Stated task: Copy all lines in which the word "flux" can be found.

Records shown:
>>>>

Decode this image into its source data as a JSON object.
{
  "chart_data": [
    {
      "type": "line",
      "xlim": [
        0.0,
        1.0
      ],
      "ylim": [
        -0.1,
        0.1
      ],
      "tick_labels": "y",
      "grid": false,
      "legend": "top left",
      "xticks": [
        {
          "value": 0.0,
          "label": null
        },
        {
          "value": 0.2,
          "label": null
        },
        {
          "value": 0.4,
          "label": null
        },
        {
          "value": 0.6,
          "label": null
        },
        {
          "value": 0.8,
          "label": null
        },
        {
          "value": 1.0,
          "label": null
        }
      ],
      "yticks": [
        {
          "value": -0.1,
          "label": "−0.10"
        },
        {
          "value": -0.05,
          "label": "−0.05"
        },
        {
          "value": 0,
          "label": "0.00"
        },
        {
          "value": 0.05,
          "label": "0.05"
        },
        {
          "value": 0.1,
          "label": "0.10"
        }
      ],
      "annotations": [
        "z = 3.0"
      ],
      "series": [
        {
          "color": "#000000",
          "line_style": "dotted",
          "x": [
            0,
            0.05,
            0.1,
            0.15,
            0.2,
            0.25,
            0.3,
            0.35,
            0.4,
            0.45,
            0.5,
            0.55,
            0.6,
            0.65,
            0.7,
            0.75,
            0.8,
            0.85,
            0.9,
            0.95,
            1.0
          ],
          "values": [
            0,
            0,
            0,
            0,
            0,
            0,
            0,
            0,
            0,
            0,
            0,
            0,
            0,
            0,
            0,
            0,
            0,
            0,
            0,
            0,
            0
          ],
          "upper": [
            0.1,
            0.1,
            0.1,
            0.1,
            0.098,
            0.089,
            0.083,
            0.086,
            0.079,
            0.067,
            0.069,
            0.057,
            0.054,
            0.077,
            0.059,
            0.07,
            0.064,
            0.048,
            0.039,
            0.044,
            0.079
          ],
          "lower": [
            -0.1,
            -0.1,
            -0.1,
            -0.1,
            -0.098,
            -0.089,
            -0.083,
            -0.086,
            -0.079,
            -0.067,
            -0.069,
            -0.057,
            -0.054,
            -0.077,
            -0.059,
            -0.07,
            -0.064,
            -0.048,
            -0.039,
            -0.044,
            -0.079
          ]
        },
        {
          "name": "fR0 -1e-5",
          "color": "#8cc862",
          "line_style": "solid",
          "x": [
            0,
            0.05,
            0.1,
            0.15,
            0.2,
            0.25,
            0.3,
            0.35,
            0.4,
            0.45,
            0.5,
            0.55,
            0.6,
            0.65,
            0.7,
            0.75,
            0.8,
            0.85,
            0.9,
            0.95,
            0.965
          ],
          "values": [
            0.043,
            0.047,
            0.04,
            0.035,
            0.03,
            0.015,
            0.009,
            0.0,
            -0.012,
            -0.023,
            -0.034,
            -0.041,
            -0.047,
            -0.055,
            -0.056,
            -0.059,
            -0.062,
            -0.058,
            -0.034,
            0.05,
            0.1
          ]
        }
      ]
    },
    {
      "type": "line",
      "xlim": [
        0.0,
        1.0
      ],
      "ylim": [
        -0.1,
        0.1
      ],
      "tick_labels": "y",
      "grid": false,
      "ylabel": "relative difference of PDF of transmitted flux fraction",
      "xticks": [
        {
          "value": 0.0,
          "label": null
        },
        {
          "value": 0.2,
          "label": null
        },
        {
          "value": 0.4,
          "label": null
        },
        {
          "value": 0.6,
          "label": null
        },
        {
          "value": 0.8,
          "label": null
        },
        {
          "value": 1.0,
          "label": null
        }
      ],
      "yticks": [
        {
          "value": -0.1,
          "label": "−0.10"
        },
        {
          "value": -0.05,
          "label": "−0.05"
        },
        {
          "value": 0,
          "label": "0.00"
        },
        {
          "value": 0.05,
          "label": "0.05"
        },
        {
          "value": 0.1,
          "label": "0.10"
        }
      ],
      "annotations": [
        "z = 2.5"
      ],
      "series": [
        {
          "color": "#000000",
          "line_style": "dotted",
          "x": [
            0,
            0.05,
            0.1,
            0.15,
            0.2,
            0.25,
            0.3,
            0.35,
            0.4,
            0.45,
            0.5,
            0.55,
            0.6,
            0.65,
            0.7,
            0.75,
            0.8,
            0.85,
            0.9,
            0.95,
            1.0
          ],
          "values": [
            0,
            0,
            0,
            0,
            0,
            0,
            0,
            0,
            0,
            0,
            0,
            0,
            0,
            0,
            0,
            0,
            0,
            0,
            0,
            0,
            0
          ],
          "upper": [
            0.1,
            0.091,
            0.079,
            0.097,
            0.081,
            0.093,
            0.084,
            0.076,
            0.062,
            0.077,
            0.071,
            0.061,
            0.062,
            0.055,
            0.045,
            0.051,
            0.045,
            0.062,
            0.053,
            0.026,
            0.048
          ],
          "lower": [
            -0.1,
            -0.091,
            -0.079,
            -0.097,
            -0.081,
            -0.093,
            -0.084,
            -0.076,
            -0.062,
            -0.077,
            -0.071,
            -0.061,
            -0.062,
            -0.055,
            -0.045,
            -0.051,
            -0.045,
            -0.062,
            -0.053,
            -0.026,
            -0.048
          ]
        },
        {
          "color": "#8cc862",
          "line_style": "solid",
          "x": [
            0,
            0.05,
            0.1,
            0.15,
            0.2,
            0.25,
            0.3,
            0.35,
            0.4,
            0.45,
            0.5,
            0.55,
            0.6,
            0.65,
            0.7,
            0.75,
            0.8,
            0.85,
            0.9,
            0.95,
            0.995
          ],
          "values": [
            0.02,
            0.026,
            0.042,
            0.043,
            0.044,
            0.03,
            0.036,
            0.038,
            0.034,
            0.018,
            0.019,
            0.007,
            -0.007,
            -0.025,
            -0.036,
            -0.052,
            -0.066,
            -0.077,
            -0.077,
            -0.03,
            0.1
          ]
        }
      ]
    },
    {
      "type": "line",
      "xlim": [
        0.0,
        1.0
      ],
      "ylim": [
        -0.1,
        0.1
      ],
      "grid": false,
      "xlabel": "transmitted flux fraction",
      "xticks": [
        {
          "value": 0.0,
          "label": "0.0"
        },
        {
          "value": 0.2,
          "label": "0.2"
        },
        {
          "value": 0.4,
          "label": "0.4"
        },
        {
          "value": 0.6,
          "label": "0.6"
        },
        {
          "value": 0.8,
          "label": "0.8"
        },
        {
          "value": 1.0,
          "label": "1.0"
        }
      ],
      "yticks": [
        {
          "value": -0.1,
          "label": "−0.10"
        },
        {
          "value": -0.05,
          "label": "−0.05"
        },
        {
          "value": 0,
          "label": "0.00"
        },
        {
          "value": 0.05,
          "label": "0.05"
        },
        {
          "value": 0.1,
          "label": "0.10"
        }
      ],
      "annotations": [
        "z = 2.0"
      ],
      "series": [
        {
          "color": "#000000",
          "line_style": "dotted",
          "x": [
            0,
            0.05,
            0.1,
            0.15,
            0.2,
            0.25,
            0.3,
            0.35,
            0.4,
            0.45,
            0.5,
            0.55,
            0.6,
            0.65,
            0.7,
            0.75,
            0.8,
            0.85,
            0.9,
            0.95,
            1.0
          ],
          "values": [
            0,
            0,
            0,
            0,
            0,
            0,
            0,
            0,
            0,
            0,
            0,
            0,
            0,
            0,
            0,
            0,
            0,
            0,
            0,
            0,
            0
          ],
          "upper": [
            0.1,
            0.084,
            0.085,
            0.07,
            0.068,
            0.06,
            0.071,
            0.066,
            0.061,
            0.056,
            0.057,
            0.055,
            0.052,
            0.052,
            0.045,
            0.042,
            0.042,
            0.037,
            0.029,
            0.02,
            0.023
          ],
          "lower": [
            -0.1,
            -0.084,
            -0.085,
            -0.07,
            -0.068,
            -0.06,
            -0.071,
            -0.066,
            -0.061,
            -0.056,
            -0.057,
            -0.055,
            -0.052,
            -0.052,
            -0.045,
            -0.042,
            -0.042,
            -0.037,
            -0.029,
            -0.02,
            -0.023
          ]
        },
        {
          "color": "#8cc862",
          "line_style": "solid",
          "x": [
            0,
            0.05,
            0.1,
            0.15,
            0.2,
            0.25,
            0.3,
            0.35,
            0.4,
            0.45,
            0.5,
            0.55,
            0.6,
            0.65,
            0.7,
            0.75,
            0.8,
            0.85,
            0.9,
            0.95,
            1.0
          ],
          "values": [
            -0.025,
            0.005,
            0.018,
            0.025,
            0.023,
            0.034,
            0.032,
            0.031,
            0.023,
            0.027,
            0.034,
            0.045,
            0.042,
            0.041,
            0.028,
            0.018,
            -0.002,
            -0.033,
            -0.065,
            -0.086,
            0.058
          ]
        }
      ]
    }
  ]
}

<<<<

Result of this task:
      "ylabel": "relative difference of PDF of transmitted flux fraction",
      "xlabel": "transmitted flux fraction",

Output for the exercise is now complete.